### [Data entries]
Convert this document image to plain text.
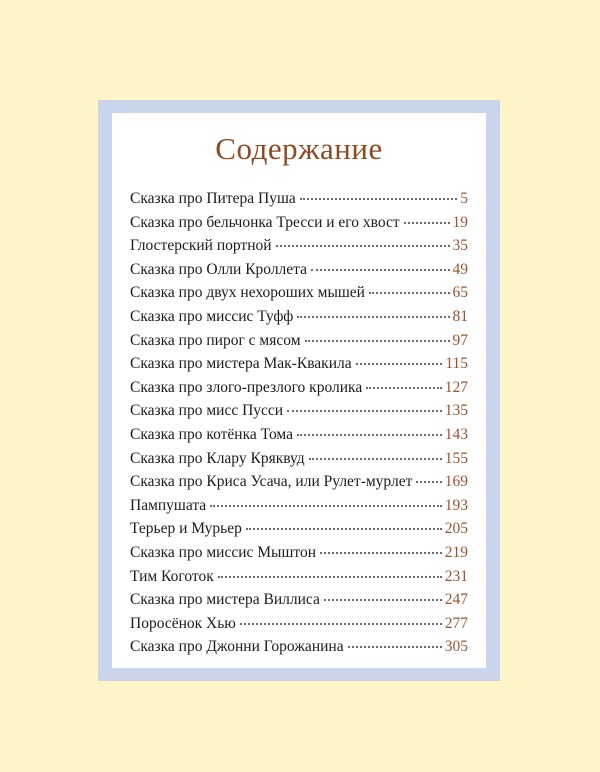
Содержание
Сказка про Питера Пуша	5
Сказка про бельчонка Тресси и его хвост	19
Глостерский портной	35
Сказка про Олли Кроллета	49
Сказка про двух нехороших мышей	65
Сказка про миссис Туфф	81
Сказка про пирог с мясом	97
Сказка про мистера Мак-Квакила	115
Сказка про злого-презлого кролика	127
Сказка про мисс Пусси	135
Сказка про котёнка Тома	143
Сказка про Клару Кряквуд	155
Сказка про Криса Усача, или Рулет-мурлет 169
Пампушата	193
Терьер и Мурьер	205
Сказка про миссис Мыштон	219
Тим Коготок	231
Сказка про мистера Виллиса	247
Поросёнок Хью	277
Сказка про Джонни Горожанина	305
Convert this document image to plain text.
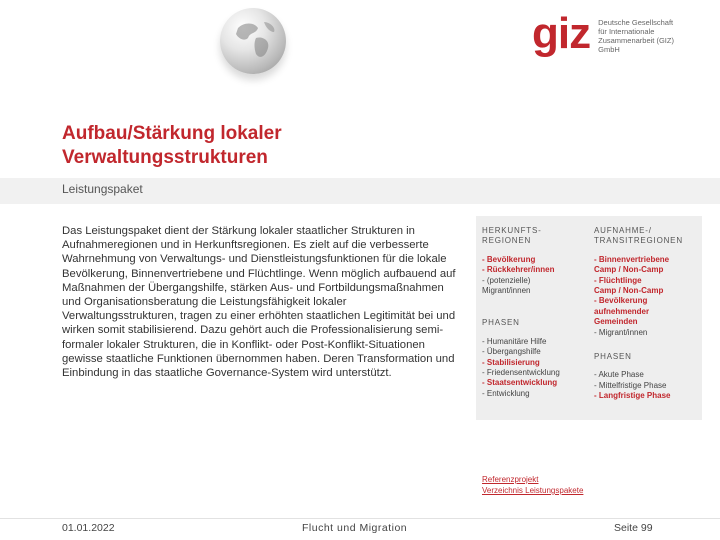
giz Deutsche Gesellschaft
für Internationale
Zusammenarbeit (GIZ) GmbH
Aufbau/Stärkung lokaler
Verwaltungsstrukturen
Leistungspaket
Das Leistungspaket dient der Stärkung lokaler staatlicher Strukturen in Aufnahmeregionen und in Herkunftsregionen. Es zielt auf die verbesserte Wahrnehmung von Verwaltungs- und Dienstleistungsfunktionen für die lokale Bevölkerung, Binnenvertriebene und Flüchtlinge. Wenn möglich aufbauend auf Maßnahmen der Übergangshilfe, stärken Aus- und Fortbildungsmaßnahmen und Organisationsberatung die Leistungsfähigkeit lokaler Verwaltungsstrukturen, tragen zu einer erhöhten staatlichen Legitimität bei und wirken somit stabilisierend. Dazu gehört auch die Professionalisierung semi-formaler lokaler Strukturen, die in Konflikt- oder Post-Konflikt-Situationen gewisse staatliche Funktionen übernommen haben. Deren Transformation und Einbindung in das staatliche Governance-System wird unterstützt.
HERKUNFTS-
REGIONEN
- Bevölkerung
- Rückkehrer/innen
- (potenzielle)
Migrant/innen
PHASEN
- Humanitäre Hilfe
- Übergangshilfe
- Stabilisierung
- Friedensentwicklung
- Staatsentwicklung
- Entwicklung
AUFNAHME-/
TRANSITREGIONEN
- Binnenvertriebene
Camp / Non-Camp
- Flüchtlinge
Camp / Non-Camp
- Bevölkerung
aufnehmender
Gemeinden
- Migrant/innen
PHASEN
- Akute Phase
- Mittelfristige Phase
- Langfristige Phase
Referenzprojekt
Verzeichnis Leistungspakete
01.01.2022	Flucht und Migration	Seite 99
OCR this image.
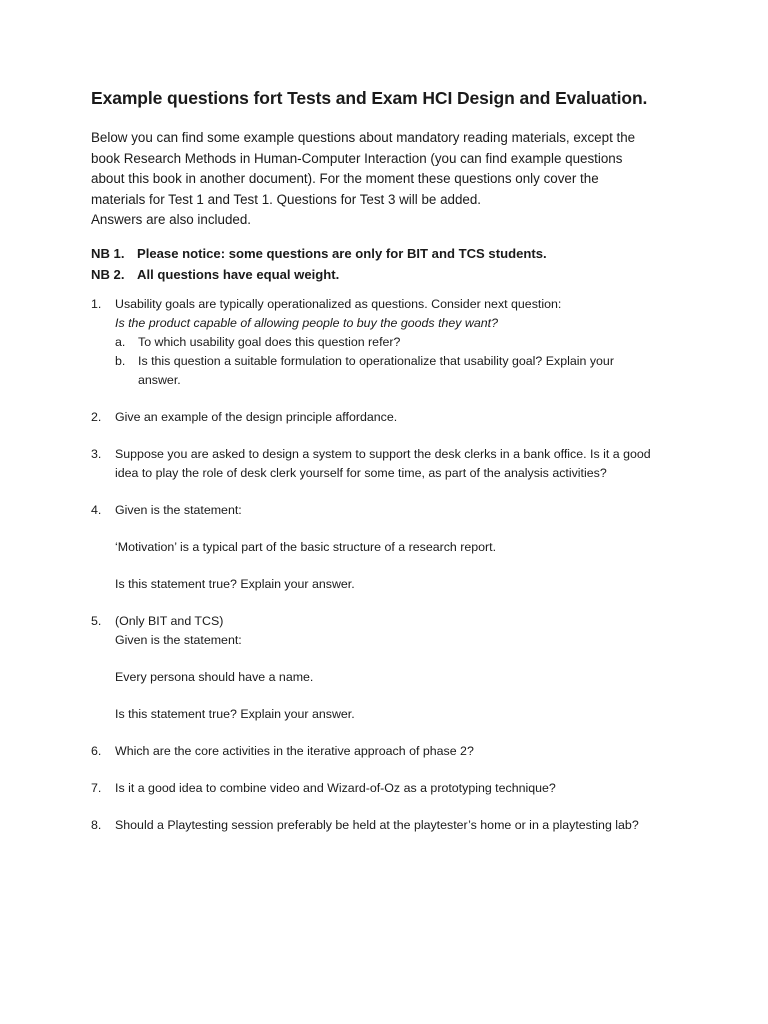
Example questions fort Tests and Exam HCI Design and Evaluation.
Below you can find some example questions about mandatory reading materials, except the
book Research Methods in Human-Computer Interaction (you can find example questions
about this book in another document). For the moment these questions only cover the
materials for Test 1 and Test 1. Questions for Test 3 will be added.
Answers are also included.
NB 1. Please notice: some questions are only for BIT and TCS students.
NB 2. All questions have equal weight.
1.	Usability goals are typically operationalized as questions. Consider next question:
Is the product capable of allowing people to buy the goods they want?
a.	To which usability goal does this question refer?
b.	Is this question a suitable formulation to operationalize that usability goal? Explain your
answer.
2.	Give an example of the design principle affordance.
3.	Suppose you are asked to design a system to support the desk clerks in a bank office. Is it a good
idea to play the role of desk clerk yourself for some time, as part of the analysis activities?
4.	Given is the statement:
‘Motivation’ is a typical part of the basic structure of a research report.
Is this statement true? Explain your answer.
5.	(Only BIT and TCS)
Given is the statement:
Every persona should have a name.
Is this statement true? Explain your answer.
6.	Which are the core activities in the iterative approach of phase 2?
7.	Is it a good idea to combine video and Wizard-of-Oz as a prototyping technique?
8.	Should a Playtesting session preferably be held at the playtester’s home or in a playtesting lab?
---
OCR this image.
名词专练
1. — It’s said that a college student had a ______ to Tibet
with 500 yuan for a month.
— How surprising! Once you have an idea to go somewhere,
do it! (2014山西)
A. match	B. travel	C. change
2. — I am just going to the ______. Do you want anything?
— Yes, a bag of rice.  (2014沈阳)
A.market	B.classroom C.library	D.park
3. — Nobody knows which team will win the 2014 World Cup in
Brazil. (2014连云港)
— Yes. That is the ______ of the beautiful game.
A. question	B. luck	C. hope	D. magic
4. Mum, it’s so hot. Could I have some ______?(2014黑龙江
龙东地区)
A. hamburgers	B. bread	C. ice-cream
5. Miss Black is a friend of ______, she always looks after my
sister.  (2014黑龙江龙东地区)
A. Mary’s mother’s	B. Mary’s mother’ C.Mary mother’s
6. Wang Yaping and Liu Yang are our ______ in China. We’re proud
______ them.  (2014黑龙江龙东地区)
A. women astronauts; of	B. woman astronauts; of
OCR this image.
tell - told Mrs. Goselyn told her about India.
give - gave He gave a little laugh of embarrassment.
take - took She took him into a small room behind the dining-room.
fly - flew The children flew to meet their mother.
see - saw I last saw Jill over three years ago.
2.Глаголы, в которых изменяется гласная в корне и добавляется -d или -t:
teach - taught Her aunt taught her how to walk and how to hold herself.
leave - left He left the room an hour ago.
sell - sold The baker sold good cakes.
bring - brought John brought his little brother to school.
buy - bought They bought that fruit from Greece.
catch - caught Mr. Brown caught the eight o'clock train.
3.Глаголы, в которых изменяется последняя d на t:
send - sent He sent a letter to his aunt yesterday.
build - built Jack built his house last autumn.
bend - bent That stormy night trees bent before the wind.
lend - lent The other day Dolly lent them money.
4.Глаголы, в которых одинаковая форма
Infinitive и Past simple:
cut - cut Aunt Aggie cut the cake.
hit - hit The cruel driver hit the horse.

### [The exercise]
Track down every line holding the string "Глаголы" and copy it.

### [Solution to the exercise]
2.Глаголы, в которых изменяется гласная в корне и добавляется -d или -t:
3.Глаголы, в которых изменяется последняя d на t:
4.Глаголы, в которых одинаковая форма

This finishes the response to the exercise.